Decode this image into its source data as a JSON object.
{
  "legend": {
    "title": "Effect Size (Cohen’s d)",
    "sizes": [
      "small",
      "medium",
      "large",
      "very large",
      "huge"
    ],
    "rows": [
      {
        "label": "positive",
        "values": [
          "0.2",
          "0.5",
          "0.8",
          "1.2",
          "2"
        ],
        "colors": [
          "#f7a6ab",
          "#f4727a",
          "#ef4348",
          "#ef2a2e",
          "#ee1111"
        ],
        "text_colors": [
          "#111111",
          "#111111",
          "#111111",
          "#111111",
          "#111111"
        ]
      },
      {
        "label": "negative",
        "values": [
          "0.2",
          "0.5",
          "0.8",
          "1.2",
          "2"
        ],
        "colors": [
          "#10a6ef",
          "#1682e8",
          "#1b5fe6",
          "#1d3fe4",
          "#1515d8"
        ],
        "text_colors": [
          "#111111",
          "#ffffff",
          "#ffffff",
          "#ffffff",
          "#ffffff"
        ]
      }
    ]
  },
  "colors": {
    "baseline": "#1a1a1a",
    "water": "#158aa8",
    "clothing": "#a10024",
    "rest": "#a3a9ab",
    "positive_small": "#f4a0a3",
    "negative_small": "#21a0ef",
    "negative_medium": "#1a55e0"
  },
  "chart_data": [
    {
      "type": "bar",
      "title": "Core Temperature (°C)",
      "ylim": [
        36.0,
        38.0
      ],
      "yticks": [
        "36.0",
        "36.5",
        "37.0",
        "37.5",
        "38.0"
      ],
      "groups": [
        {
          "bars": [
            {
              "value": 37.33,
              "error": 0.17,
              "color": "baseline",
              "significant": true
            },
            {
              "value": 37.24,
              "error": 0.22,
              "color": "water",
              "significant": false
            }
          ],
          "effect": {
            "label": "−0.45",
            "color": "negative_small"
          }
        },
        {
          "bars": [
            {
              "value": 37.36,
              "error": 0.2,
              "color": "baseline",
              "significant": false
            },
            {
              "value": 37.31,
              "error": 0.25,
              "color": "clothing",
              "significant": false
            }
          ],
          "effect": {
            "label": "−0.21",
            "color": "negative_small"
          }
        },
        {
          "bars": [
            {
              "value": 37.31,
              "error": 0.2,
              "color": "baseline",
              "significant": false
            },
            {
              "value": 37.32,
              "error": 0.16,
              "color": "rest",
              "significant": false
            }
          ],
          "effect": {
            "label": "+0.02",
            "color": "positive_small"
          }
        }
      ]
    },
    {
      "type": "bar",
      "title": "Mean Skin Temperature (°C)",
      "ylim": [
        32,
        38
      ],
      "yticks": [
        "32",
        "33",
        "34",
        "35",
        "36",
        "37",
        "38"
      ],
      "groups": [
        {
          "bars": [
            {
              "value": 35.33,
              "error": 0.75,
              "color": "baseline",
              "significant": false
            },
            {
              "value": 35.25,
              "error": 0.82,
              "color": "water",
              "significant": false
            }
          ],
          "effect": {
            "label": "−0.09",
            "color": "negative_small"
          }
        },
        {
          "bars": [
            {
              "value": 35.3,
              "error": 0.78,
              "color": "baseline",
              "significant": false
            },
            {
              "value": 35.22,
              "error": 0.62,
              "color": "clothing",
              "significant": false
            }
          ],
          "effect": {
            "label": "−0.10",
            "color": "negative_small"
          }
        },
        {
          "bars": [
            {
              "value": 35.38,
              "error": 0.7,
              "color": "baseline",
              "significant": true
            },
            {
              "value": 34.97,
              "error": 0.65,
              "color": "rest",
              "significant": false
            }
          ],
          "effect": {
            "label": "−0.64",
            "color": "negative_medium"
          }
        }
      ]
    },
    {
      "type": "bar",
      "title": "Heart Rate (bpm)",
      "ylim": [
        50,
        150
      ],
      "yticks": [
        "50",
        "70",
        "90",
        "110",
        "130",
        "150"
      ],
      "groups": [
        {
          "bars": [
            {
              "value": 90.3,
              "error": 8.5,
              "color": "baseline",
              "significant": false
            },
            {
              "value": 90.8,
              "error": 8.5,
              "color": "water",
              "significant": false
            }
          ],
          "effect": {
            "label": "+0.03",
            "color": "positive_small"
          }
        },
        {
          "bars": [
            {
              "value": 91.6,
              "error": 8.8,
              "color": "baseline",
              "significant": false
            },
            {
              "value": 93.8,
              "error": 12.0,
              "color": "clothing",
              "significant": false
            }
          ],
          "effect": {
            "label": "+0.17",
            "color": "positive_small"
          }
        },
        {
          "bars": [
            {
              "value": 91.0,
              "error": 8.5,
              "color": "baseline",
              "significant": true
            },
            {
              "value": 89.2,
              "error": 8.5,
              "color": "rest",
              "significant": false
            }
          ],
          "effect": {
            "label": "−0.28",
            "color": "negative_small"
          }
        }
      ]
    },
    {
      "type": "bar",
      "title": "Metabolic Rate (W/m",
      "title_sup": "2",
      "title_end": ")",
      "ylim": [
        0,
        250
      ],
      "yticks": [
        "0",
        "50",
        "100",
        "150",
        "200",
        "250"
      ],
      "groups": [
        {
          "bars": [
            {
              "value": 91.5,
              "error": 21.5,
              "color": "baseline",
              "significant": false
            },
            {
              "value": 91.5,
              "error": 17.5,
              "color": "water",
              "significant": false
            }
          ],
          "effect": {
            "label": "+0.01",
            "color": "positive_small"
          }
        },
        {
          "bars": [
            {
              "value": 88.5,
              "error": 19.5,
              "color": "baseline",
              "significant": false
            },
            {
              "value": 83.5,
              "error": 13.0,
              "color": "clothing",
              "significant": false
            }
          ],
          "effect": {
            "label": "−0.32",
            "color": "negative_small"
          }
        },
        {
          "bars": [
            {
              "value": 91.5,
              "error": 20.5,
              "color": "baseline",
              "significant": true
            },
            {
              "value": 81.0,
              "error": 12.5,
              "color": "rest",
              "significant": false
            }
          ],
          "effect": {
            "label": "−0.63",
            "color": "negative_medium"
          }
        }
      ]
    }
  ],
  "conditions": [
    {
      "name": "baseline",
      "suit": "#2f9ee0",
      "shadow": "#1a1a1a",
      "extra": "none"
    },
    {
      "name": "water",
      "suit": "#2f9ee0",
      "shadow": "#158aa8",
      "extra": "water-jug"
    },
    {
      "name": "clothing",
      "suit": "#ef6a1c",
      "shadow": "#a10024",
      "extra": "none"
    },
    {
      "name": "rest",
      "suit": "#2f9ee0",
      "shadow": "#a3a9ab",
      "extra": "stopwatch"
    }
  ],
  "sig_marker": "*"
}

★ ★ ★

(Exercise requirements):
Copy out the whole listing, exactly as written.

(Response to the exercise):
Decode this image into its source data as a JSON object.
{
  "legend": {
    "title": "Effect Size (Cohen’s d)",
    "sizes": [
      "small",
      "medium",
      "large",
      "very large",
      "huge"
    ],
    "rows": [
      {
        "label": "positive",
        "values": [
          "0.2",
          "0.5",
          "0.8",
          "1.2",
          "2"
        ],
        "colors": [
          "#f7a6ab",
          "#f4727a",
          "#ef4348",
          "#ef2a2e",
          "#ee1111"
        ],
        "text_colors": [
          "#111111",
          "#111111",
          "#111111",
          "#111111",
          "#111111"
        ]
      },
      {
        "label": "negative",
        "values": [
          "0.2",
          "0.5",
          "0.8",
          "1.2",
          "2"
        ],
        "colors": [
          "#10a6ef",
          "#1682e8",
          "#1b5fe6",
          "#1d3fe4",
          "#1515d8"
        ],
        "text_colors": [
          "#111111",
          "#ffffff",
          "#ffffff",
          "#ffffff",
          "#ffffff"
        ]
      }
    ]
  },
  "colors": {
    "baseline": "#1a1a1a",
    "water": "#158aa8",
    "clothing": "#a10024",
    "rest": "#a3a9ab",
    "positive_small": "#f4a0a3",
    "negative_small": "#21a0ef",
    "negative_medium": "#1a55e0"
  },
  "chart_data": [
    {
      "type": "bar",
      "title": "Core Temperature (°C)",
      "ylim": [
        36.0,
        38.0
      ],
      "yticks": [
        "36.0",
        "36.5",
        "37.0",
        "37.5",
        "38.0"
      ],
      "groups": [
        {
          "bars": [
            {
              "value": 37.33,
              "error": 0.17,
              "color": "baseline",
              "significant": true
            },
            {
              "value": 37.24,
              "error": 0.22,
              "color": "water",
              "significant": false
            }
          ],
          "effect": {
            "label": "−0.45",
            "color": "negative_small"
          }
        },
        {
          "bars": [
            {
              "value": 37.36,
              "error": 0.2,
              "color": "baseline",
              "significant": false
            },
            {
              "value": 37.31,
              "error": 0.25,
              "color": "clothing",
              "significant": false
            }
          ],
          "effect": {
            "label": "−0.21",
            "color": "negative_small"
          }
        },
        {
          "bars": [
            {
              "value": 37.31,
              "error": 0.2,
              "color": "baseline",
              "significant": false
            },
            {
              "value": 37.32,
              "error": 0.16,
              "color": "rest",
              "significant": false
            }
          ],
          "effect": {
            "label": "+0.02",
            "color": "positive_small"
          }
        }
      ]
    },
    {
      "type": "bar",
      "title": "Mean Skin Temperature (°C)",
      "ylim": [
        32,
        38
      ],
      "yticks": [
        "32",
        "33",
        "34",
        "35",
        "36",
        "37",
        "38"
      ],
      "groups": [
        {
          "bars": [
            {
              "value": 35.33,
              "error": 0.75,
              "color": "baseline",
              "significant": false
            },
            {
              "value": 35.25,
              "error": 0.82,
              "color": "water",
              "significant": false
            }
          ],
          "effect": {
            "label": "−0.09",
            "color": "negative_small"
          }
        },
        {
          "bars": [
            {
              "value": 35.3,
              "error": 0.78,
              "color": "baseline",
              "significant": false
            },
            {
              "value": 35.22,
              "error": 0.62,
              "color": "clothing",
              "significant": false
            }
          ],
          "effect": {
            "label": "−0.10",
            "color": "negative_small"
          }
        },
        {
          "bars": [
            {
              "value": 35.38,
              "error": 0.7,
              "color": "baseline",
              "significant": true
            },
            {
              "value": 34.97,
              "error": 0.65,
              "color": "rest",
              "significant": false
            }
          ],
          "effect": {
            "label": "−0.64",
            "color": "negative_medium"
          }
        }
      ]
    },
    {
      "type": "bar",
      "title": "Heart Rate (bpm)",
      "ylim": [
        50,
        150
      ],
      "yticks": [
        "50",
        "70",
        "90",
        "110",
        "130",
        "150"
      ],
      "groups": [
        {
          "bars": [
            {
              "value": 90.3,
              "error": 8.5,
              "color": "baseline",
              "significant": false
            },
            {
              "value": 90.8,
              "error": 8.5,
              "color": "water",
              "significant": false
            }
          ],
          "effect": {
            "label": "+0.03",
            "color": "positive_small"
          }
        },
        {
          "bars": [
            {
              "value": 91.6,
              "error": 8.8,
              "color": "baseline",
              "significant": false
            },
            {
              "value": 93.8,
              "error": 12.0,
              "color": "clothing",
              "significant": false
            }
          ],
          "effect": {
            "label": "+0.17",
            "color": "positive_small"
          }
        },
        {
          "bars": [
            {
              "value": 91.0,
              "error": 8.5,
              "color": "baseline",
              "significant": true
            },
            {
              "value": 89.2,
              "error": 8.5,
              "color": "rest",
              "significant": false
            }
          ],
          "effect": {
            "label": "−0.28",
            "color": "negative_small"
          }
        }
      ]
    },
    {
      "type": "bar",
      "title": "Metabolic Rate (W/m",
      "title_sup": "2",
      "title_end": ")",
      "ylim": [
        0,
        250
      ],
      "yticks": [
        "0",
        "50",
        "100",
        "150",
        "200",
        "250"
      ],
      "groups": [
        {
          "bars": [
            {
              "value": 91.5,
              "error": 21.5,
              "color": "baseline",
              "significant": false
            },
            {
              "value": 91.5,
              "error": 17.5,
              "color": "water",
              "significant": false
            }
          ],
          "effect": {
            "label": "+0.01",
            "color": "positive_small"
          }
        },
        {
          "bars": [
            {
              "value": 88.5,
              "error": 19.5,
              "color": "baseline",
              "significant": false
            },
            {
              "value": 83.5,
              "error": 13.0,
              "color": "clothing",
              "significant": false
            }
          ],
          "effect": {
            "label": "−0.32",
            "color": "negative_small"
          }
        },
        {
          "bars": [
            {
              "value": 91.5,
              "error": 20.5,
              "color": "baseline",
              "significant": true
            },
            {
              "value": 81.0,
              "error": 12.5,
              "color": "rest",
              "significant": false
            }
          ],
          "effect": {
            "label": "−0.63",
            "color": "negative_medium"
          }
        }
      ]
    }
  ],
  "conditions": [
    {
      "name": "baseline",
      "suit": "#2f9ee0",
      "shadow": "#1a1a1a",
      "extra": "none"
    },
    {
      "name": "water",
      "suit": "#2f9ee0",
      "shadow": "#158aa8",
      "extra": "water-jug"
    },
    {
      "name": "clothing",
      "suit": "#ef6a1c",
      "shadow": "#a10024",
      "extra": "none"
    },
    {
      "name": "rest",
      "suit": "#2f9ee0",
      "shadow": "#a3a9ab",
      "extra": "stopwatch"
    }
  ],
  "sig_marker": "*"
}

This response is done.